Extracted data entries
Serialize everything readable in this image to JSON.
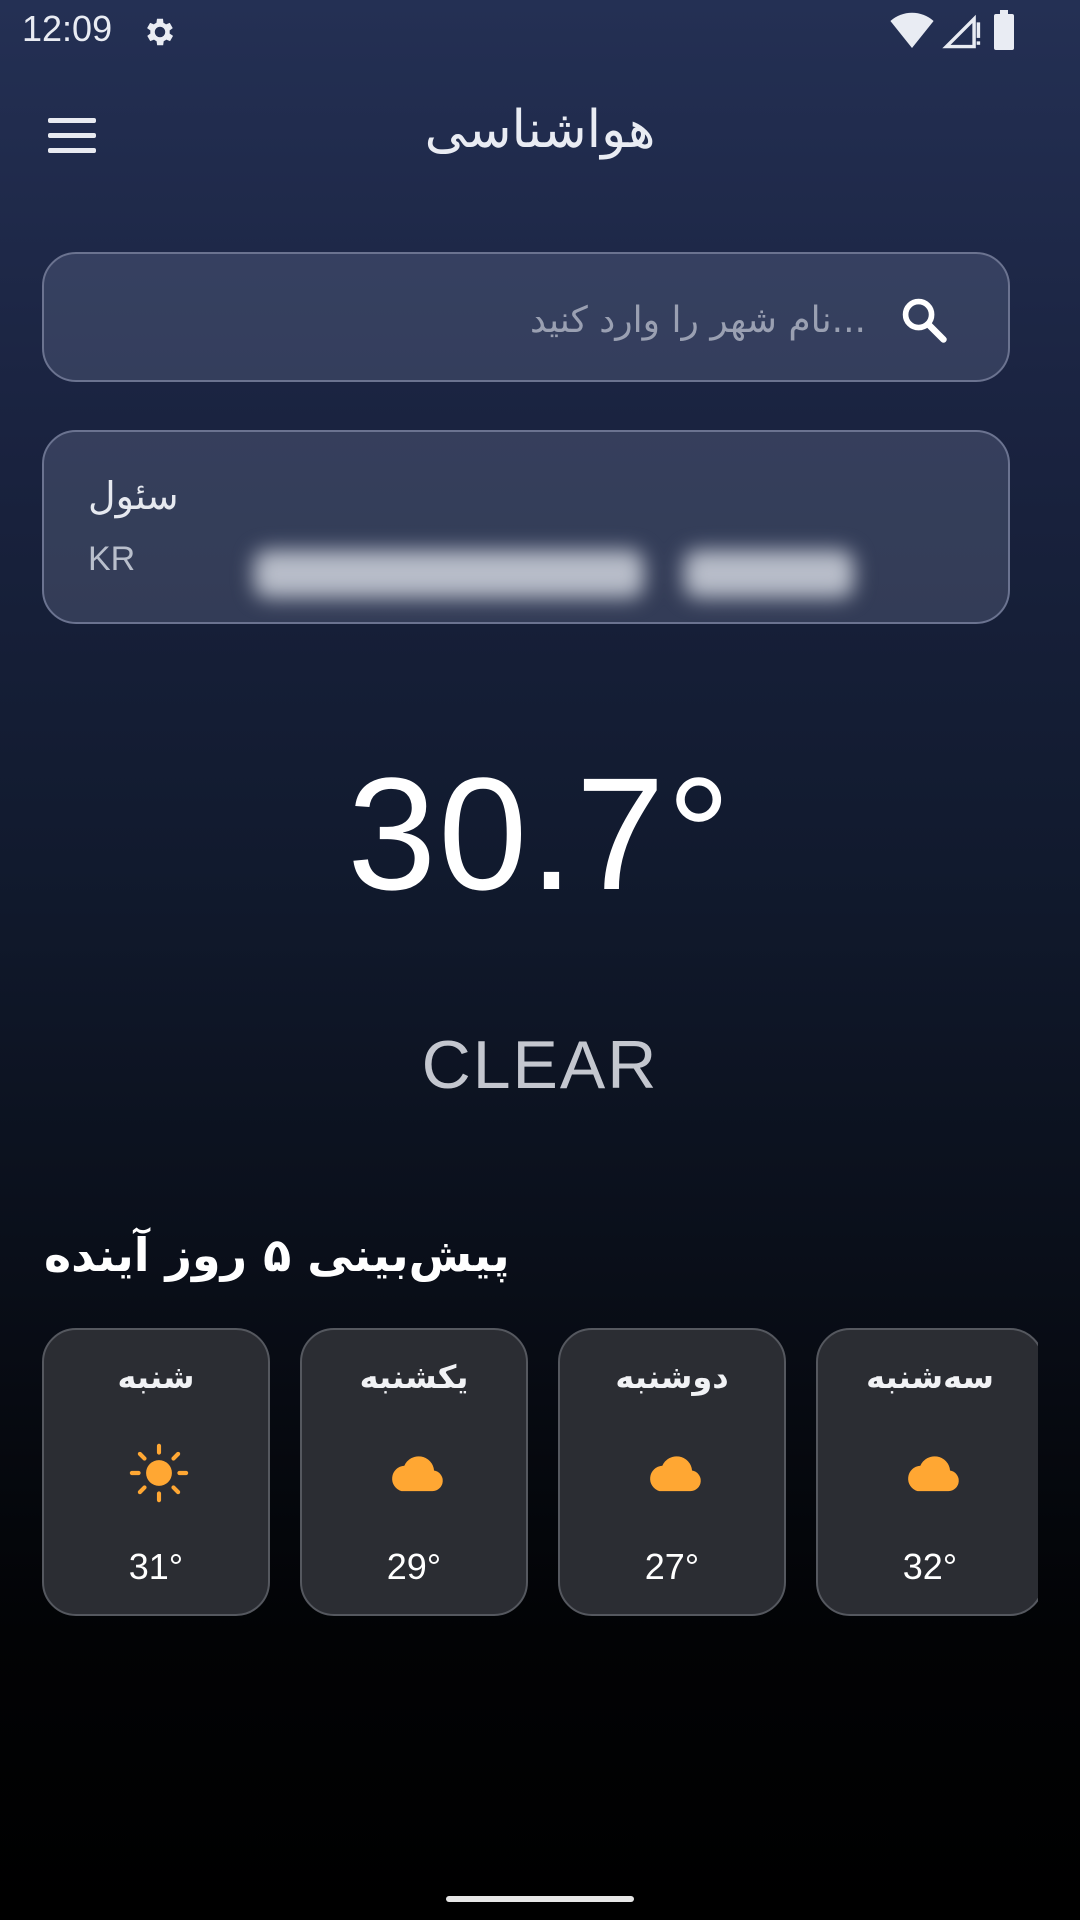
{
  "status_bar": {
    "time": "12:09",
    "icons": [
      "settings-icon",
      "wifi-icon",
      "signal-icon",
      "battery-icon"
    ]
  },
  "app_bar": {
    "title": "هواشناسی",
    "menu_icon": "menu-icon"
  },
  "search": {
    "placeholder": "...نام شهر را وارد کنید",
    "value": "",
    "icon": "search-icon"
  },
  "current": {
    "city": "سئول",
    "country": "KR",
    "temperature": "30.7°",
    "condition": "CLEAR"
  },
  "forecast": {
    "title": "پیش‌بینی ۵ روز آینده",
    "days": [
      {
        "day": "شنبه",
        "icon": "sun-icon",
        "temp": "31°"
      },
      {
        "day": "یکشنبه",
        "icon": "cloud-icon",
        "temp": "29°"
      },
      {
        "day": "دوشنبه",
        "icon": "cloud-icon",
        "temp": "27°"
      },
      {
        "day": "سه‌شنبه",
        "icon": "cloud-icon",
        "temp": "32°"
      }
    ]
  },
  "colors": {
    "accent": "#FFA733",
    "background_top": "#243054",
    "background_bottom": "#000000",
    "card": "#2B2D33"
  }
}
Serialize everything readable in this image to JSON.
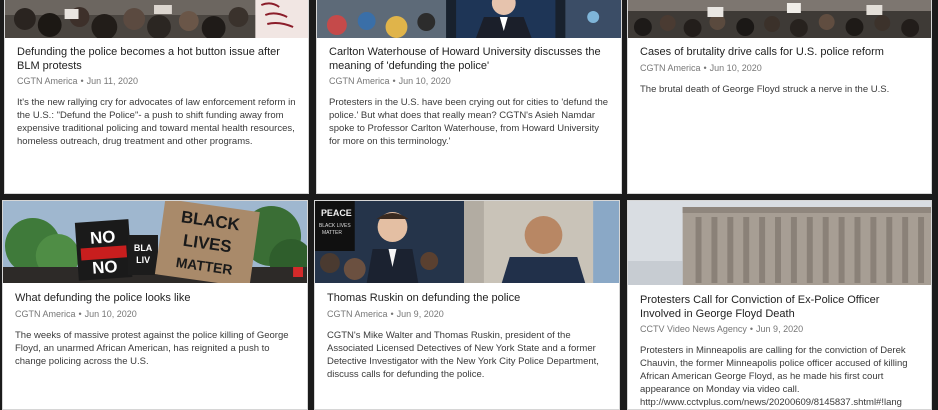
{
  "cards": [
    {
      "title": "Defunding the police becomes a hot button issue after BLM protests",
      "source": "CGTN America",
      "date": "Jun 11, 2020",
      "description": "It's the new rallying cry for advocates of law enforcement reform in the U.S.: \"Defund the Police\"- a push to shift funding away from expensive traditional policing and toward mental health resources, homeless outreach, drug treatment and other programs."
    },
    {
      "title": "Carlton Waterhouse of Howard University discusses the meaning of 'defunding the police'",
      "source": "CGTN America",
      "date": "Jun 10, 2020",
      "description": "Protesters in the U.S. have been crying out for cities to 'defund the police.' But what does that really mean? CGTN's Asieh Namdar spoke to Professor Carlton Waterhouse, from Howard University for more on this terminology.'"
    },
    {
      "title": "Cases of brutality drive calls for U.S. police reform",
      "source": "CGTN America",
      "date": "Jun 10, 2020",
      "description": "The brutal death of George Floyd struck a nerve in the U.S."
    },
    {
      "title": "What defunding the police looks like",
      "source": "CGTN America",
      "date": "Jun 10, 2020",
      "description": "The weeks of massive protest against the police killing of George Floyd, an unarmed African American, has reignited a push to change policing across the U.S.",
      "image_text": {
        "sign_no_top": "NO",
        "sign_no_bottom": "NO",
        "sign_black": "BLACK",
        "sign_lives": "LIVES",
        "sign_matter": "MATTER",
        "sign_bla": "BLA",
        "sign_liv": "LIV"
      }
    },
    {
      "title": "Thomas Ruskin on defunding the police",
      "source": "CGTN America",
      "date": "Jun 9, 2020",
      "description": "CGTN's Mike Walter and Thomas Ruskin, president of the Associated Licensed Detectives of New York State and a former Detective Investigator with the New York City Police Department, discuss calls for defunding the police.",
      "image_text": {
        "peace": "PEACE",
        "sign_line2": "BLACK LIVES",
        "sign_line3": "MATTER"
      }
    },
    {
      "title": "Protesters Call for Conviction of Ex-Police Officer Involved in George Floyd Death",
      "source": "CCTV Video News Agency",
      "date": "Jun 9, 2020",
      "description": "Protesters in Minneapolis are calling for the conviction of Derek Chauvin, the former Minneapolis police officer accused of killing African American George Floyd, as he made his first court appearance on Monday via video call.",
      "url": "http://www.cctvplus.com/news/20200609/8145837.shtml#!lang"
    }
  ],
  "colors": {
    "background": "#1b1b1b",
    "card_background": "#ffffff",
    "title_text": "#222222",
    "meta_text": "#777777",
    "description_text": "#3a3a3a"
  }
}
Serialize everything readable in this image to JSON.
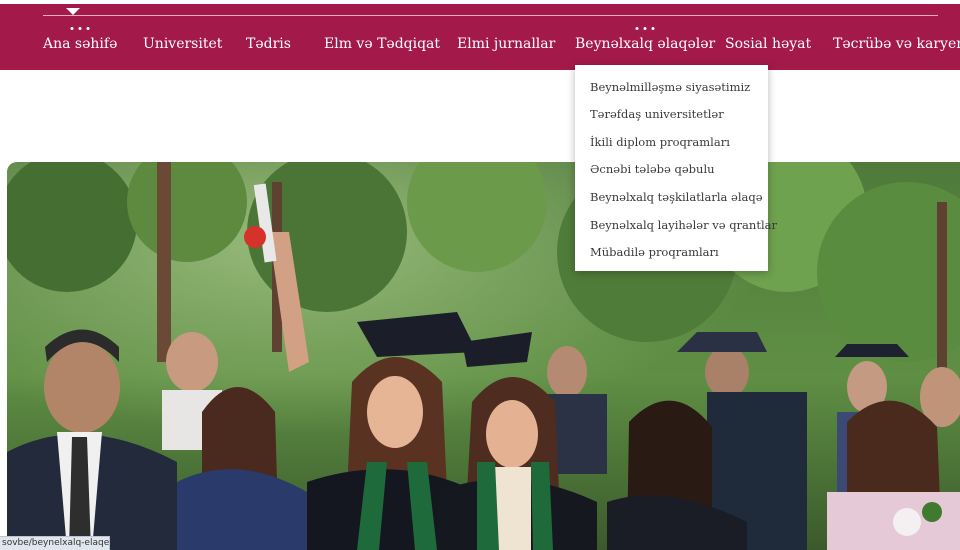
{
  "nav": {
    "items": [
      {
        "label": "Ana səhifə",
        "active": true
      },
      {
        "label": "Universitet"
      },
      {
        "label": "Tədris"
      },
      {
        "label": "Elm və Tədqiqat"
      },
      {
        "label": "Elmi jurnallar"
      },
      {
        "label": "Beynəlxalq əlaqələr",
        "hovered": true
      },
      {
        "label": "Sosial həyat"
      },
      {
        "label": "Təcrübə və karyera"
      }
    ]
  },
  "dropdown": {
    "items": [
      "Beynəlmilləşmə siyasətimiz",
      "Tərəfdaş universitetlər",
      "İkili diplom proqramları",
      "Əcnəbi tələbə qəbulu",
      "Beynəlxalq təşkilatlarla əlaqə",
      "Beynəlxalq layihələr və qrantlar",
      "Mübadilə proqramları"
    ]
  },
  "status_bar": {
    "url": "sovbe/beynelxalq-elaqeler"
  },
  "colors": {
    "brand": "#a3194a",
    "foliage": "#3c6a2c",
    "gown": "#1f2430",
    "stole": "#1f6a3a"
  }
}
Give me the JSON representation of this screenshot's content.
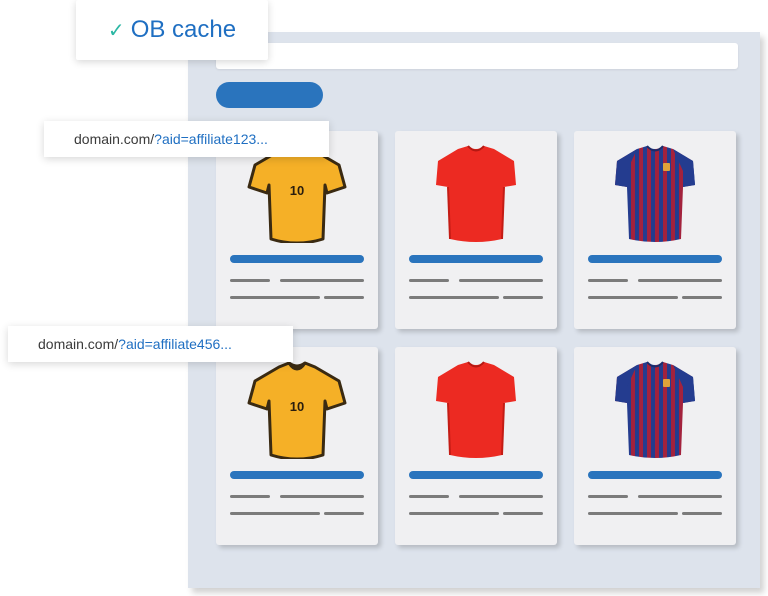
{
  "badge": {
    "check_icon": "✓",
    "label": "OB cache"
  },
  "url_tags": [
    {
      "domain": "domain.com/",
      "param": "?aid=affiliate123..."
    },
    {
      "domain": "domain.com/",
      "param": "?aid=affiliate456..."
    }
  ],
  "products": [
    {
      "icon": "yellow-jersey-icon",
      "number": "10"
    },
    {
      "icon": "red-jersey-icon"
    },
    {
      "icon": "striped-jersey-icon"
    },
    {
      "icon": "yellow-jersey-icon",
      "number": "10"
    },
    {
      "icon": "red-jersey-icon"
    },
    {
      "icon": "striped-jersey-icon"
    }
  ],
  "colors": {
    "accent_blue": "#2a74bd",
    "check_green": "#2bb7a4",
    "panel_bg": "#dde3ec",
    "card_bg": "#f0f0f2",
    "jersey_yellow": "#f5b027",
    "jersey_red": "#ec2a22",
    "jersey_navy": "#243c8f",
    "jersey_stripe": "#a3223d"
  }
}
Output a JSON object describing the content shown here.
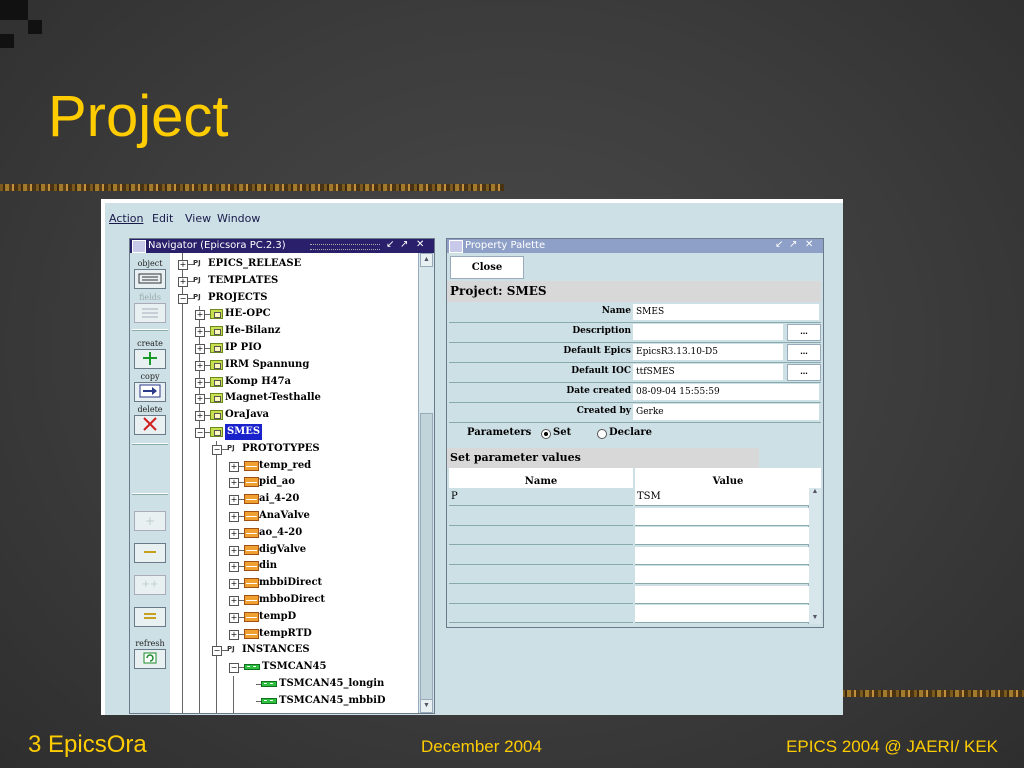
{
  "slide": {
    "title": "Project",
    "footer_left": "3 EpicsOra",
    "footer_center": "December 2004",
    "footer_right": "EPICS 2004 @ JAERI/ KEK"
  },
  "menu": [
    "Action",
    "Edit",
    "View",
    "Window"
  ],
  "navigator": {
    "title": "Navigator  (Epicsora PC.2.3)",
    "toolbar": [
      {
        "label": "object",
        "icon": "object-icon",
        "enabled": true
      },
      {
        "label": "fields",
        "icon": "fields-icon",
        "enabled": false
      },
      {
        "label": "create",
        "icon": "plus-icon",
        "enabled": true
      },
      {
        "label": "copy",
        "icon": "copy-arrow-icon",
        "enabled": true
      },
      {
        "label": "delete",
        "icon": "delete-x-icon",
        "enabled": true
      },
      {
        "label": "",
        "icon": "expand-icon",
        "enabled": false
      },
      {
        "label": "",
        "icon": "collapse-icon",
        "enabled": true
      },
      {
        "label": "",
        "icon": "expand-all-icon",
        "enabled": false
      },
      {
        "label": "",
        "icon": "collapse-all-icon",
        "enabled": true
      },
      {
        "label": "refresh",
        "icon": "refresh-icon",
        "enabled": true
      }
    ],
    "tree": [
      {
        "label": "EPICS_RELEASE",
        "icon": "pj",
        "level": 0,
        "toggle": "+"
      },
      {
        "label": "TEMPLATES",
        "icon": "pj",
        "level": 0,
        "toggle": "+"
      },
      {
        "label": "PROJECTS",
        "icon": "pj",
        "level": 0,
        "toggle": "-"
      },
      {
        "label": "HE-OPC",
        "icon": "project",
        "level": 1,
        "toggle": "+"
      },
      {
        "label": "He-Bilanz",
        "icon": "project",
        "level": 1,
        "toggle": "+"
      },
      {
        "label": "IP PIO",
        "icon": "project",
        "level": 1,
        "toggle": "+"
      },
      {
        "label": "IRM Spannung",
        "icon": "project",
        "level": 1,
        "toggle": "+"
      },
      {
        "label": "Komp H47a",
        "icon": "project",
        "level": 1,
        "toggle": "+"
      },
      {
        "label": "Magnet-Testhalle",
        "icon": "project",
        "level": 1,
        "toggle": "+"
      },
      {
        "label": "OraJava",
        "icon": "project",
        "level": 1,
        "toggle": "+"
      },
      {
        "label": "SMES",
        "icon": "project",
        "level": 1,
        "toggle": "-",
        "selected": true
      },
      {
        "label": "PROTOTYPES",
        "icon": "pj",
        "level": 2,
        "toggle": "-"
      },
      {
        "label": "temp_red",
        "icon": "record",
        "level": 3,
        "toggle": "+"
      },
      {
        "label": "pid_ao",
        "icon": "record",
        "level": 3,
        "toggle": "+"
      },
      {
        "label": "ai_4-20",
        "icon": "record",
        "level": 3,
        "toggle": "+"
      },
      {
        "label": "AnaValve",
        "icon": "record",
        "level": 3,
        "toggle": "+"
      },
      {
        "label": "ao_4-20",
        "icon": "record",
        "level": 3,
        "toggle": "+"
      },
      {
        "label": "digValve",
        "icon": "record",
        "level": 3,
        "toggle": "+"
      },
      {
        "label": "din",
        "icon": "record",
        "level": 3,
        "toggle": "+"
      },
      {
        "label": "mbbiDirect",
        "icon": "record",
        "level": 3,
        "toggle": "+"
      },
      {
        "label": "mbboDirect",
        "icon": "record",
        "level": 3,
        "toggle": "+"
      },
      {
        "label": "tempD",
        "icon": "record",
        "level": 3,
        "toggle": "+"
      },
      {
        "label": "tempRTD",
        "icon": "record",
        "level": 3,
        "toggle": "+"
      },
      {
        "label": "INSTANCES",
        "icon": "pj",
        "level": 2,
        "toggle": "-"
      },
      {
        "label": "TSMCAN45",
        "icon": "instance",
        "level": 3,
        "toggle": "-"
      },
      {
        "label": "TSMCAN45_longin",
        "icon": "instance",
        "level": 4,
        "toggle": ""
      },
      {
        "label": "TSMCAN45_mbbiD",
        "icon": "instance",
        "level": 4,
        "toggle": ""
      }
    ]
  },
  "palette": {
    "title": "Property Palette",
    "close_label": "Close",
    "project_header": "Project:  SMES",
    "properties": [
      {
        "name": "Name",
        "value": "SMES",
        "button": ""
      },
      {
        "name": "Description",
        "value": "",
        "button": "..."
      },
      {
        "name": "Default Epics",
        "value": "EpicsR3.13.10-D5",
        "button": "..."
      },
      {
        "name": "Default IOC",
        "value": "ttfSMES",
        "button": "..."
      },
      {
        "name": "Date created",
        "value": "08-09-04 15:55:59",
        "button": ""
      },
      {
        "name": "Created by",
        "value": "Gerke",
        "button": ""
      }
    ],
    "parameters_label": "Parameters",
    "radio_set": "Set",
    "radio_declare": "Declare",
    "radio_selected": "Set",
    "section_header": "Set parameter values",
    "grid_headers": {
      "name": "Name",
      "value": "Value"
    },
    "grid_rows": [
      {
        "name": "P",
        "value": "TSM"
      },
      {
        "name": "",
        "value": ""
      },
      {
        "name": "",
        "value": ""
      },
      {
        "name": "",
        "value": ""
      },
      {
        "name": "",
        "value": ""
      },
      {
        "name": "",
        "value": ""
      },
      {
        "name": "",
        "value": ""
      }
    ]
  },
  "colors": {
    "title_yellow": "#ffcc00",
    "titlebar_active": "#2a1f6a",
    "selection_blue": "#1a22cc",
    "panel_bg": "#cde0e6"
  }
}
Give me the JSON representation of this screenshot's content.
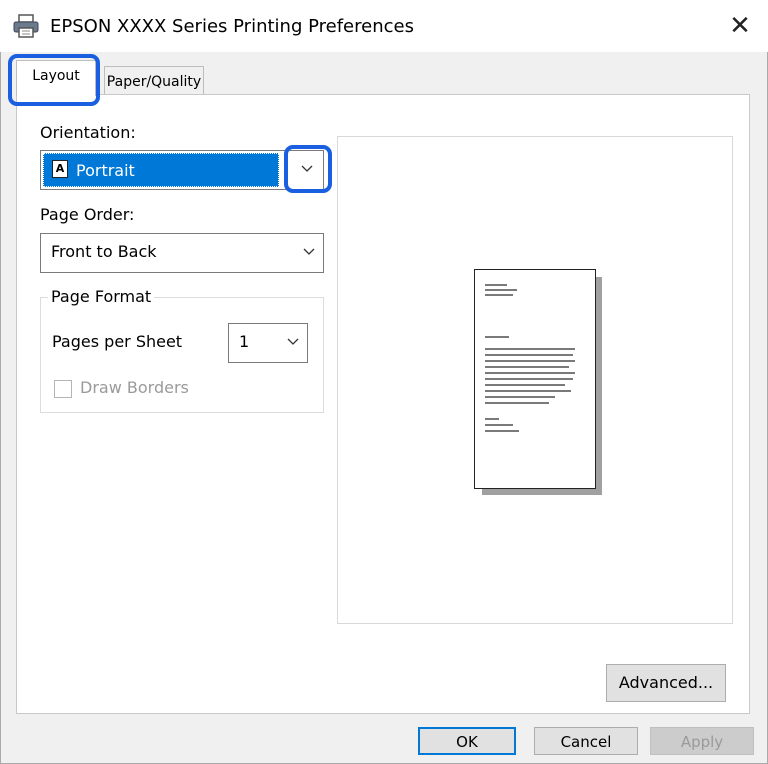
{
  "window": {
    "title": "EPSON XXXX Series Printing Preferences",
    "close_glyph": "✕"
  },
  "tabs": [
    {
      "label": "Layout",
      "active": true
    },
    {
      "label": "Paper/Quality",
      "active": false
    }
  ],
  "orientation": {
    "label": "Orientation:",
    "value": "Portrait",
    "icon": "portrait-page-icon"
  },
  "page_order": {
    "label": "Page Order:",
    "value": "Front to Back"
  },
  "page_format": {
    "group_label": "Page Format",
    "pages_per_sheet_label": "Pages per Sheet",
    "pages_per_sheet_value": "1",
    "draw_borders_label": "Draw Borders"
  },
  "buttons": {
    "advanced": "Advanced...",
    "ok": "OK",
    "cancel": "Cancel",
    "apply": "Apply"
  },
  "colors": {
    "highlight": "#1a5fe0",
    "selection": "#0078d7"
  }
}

Brief » Look through the data above. Each line containing the word "former" needs to be copied.

Response »
      "description": "CGTN's Mike Walter and Thomas Ruskin, president of the Associated Licensed Detectives of New York State and a former Detective Investigator with the New York City Police Department, discuss calls for defunding the police.",
      "description": "Protesters in Minneapolis are calling for the conviction of Derek Chauvin, the former Minneapolis police officer accused of killing African American George Floyd, as he made his first court appearance on Monday via video call.",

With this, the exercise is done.